◆ Instruction: In the listing below, identify each line with the word "Körperlänge" and return those lines.

◆ Excerpt from a dataset:
┄┄┄┄┄┄┄┄┄┄┄┄┄┄┄┄┄┄┄┄

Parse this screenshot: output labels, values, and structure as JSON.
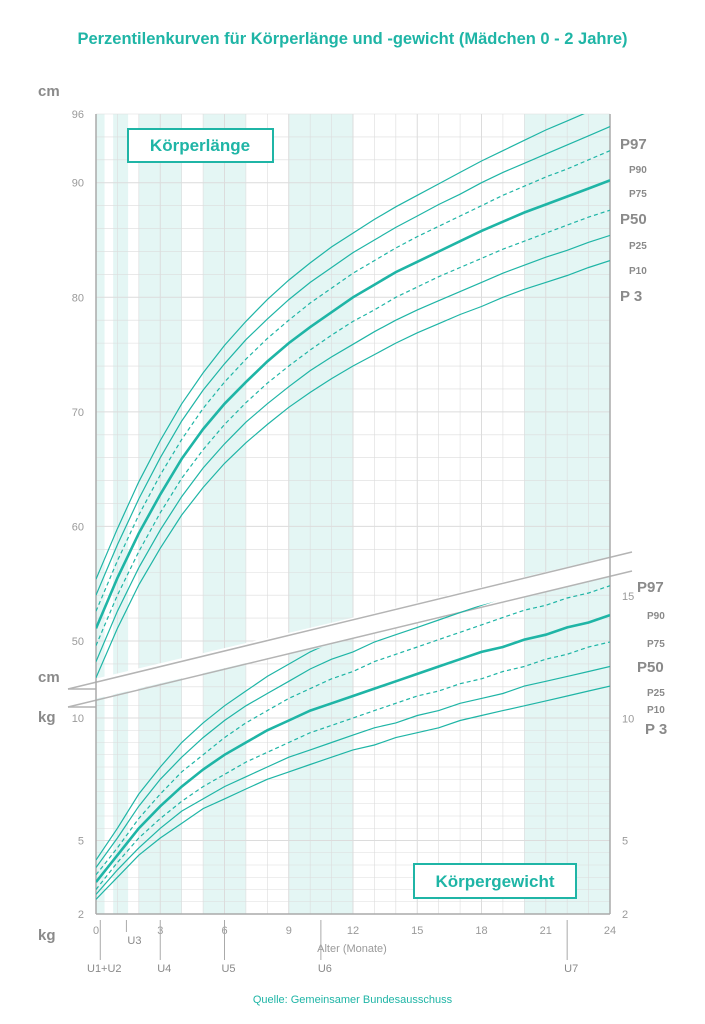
{
  "title": "Perzentilenkurven für Körperlänge und -gewicht (Mädchen 0 - 2 Jahre)",
  "source": "Quelle: Gemeinsamer Bundesausschuss",
  "colors": {
    "accent": "#1fb5a6",
    "band": "#e4f6f4",
    "grid": "#dcdcdc",
    "axis": "#aaaaaa",
    "text": "#8a8a8a"
  },
  "chart_data": [
    {
      "name": "Körperlänge",
      "type": "line",
      "box_label": "Körperlänge",
      "unit_top": "cm",
      "unit_bottom": "cm",
      "x": [
        0,
        1,
        2,
        3,
        4,
        5,
        6,
        7,
        8,
        9,
        10,
        11,
        12,
        13,
        14,
        15,
        16,
        17,
        18,
        19,
        20,
        21,
        22,
        23,
        24
      ],
      "ylim": [
        44,
        96
      ],
      "yticks": [
        50,
        60,
        70,
        80,
        90,
        96
      ],
      "series": [
        {
          "name": "P97",
          "style": "solid",
          "values": [
            55.4,
            59.8,
            63.9,
            67.5,
            70.7,
            73.4,
            75.8,
            77.9,
            79.8,
            81.5,
            83.0,
            84.4,
            85.6,
            86.8,
            87.9,
            88.9,
            89.9,
            90.9,
            91.9,
            92.8,
            93.7,
            94.6,
            95.4,
            96.2,
            97.0
          ]
        },
        {
          "name": "P90",
          "style": "solid",
          "values": [
            54.0,
            58.4,
            62.4,
            66.0,
            69.2,
            71.9,
            74.2,
            76.3,
            78.1,
            79.8,
            81.3,
            82.6,
            83.9,
            85.0,
            86.1,
            87.1,
            88.1,
            89.0,
            90.0,
            90.9,
            91.7,
            92.5,
            93.3,
            94.1,
            94.9
          ]
        },
        {
          "name": "P75",
          "style": "dashed",
          "values": [
            52.6,
            57.0,
            61.0,
            64.5,
            67.6,
            70.3,
            72.6,
            74.6,
            76.4,
            78.0,
            79.5,
            80.8,
            82.1,
            83.2,
            84.3,
            85.3,
            86.2,
            87.1,
            88.0,
            88.9,
            89.7,
            90.5,
            91.2,
            92.0,
            92.8
          ]
        },
        {
          "name": "P50",
          "style": "bold",
          "values": [
            51.1,
            55.5,
            59.4,
            62.8,
            65.9,
            68.5,
            70.7,
            72.6,
            74.4,
            76.0,
            77.4,
            78.7,
            80.0,
            81.1,
            82.2,
            83.1,
            84.0,
            84.9,
            85.8,
            86.6,
            87.4,
            88.1,
            88.8,
            89.5,
            90.2
          ]
        },
        {
          "name": "P25",
          "style": "dashed",
          "values": [
            49.6,
            54.0,
            57.8,
            61.2,
            64.2,
            66.7,
            68.9,
            70.8,
            72.5,
            74.0,
            75.4,
            76.7,
            77.9,
            78.9,
            80.0,
            80.9,
            81.8,
            82.6,
            83.4,
            84.2,
            84.9,
            85.6,
            86.3,
            87.0,
            87.6
          ]
        },
        {
          "name": "P10",
          "style": "solid",
          "values": [
            48.2,
            52.6,
            56.4,
            59.7,
            62.6,
            65.1,
            67.2,
            69.1,
            70.7,
            72.2,
            73.6,
            74.8,
            75.9,
            77.0,
            78.0,
            78.9,
            79.7,
            80.5,
            81.3,
            82.1,
            82.8,
            83.5,
            84.1,
            84.8,
            85.4
          ]
        },
        {
          "name": "P 3",
          "style": "solid",
          "values": [
            46.8,
            51.1,
            54.9,
            58.1,
            61.0,
            63.4,
            65.5,
            67.3,
            68.9,
            70.4,
            71.7,
            72.9,
            74.0,
            75.0,
            76.0,
            76.9,
            77.7,
            78.5,
            79.2,
            80.0,
            80.7,
            81.3,
            81.9,
            82.6,
            83.2
          ]
        }
      ],
      "right_labels": [
        "P97",
        "P90",
        "P75",
        "P50",
        "P25",
        "P10",
        "P 3"
      ]
    },
    {
      "name": "Körpergewicht",
      "type": "line",
      "box_label": "Körpergewicht",
      "unit_top": "kg",
      "unit_bottom": "kg",
      "x": [
        0,
        1,
        2,
        3,
        4,
        5,
        6,
        7,
        8,
        9,
        10,
        11,
        12,
        13,
        14,
        15,
        16,
        17,
        18,
        19,
        20,
        21,
        22,
        23,
        24
      ],
      "ylim": [
        2,
        17
      ],
      "yticks_left": [
        2,
        5,
        10
      ],
      "yticks_right": [
        2,
        5,
        10,
        15
      ],
      "series": [
        {
          "name": "P97",
          "style": "solid",
          "values": [
            4.2,
            5.5,
            6.9,
            8.0,
            9.0,
            9.8,
            10.5,
            11.1,
            11.7,
            12.2,
            12.7,
            13.1,
            13.5,
            13.9,
            14.2,
            14.6,
            14.9,
            15.2,
            15.5,
            15.8,
            16.1,
            16.4,
            16.6,
            16.9,
            17.2
          ]
        },
        {
          "name": "P90",
          "style": "solid",
          "values": [
            3.9,
            5.1,
            6.4,
            7.5,
            8.4,
            9.2,
            9.9,
            10.5,
            11.0,
            11.5,
            12.0,
            12.4,
            12.7,
            13.1,
            13.4,
            13.7,
            14.0,
            14.3,
            14.6,
            14.9,
            15.2,
            15.5,
            15.7,
            16.0,
            16.3
          ]
        },
        {
          "name": "P75",
          "style": "dashed",
          "values": [
            3.6,
            4.7,
            5.9,
            6.9,
            7.8,
            8.5,
            9.2,
            9.8,
            10.3,
            10.8,
            11.2,
            11.6,
            11.9,
            12.3,
            12.6,
            12.9,
            13.2,
            13.5,
            13.8,
            14.1,
            14.4,
            14.6,
            14.9,
            15.1,
            15.4
          ]
        },
        {
          "name": "P50",
          "style": "bold",
          "values": [
            3.3,
            4.4,
            5.5,
            6.4,
            7.2,
            7.9,
            8.5,
            9.0,
            9.5,
            9.9,
            10.3,
            10.6,
            10.9,
            11.2,
            11.5,
            11.8,
            12.1,
            12.4,
            12.7,
            12.9,
            13.2,
            13.4,
            13.7,
            13.9,
            14.2
          ]
        },
        {
          "name": "P25",
          "style": "dashed",
          "values": [
            3.0,
            4.1,
            5.1,
            5.9,
            6.6,
            7.2,
            7.7,
            8.2,
            8.6,
            9.0,
            9.4,
            9.7,
            10.0,
            10.3,
            10.6,
            10.9,
            11.1,
            11.4,
            11.6,
            11.9,
            12.1,
            12.4,
            12.6,
            12.9,
            13.1
          ]
        },
        {
          "name": "P10",
          "style": "solid",
          "values": [
            2.8,
            3.8,
            4.7,
            5.5,
            6.2,
            6.7,
            7.2,
            7.6,
            8.0,
            8.4,
            8.7,
            9.0,
            9.3,
            9.6,
            9.8,
            10.1,
            10.3,
            10.6,
            10.8,
            11.0,
            11.3,
            11.5,
            11.7,
            11.9,
            12.1
          ]
        },
        {
          "name": "P 3",
          "style": "solid",
          "values": [
            2.6,
            3.5,
            4.4,
            5.1,
            5.7,
            6.3,
            6.7,
            7.1,
            7.5,
            7.8,
            8.1,
            8.4,
            8.7,
            8.9,
            9.2,
            9.4,
            9.6,
            9.9,
            10.1,
            10.3,
            10.5,
            10.7,
            10.9,
            11.1,
            11.3
          ]
        }
      ],
      "right_labels": [
        "P97",
        "P90",
        "P75",
        "P50",
        "P25",
        "P10",
        "P 3"
      ]
    }
  ],
  "x_axis": {
    "label": "Alter (Monate)",
    "ticks": [
      0,
      3,
      6,
      9,
      12,
      15,
      18,
      21,
      24
    ],
    "exams": [
      {
        "label": "U1+U2",
        "month": 0.2,
        "row": 2
      },
      {
        "label": "U3",
        "month": 1.0,
        "row": 1
      },
      {
        "label": "U4",
        "month": 3.0,
        "row": 2
      },
      {
        "label": "U5",
        "month": 6.0,
        "row": 2
      },
      {
        "label": "U6",
        "month": 10.5,
        "row": 2
      },
      {
        "label": "U7",
        "month": 22.0,
        "row": 2
      }
    ],
    "bands_months": [
      [
        0,
        0.4
      ],
      [
        0.8,
        1.5
      ],
      [
        2,
        4
      ],
      [
        5,
        7
      ],
      [
        9,
        12
      ],
      [
        20,
        24
      ]
    ]
  }
}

┄┄┄┄┄┄┄┄┄┄┄┄┄┄┄┄┄┄┄┄

◆ Expected answer:
  "title": "Perzentilenkurven für Körperlänge und -gewicht (Mädchen 0 - 2 Jahre)",
      "name": "Körperlänge",
      "box_label": "Körperlänge",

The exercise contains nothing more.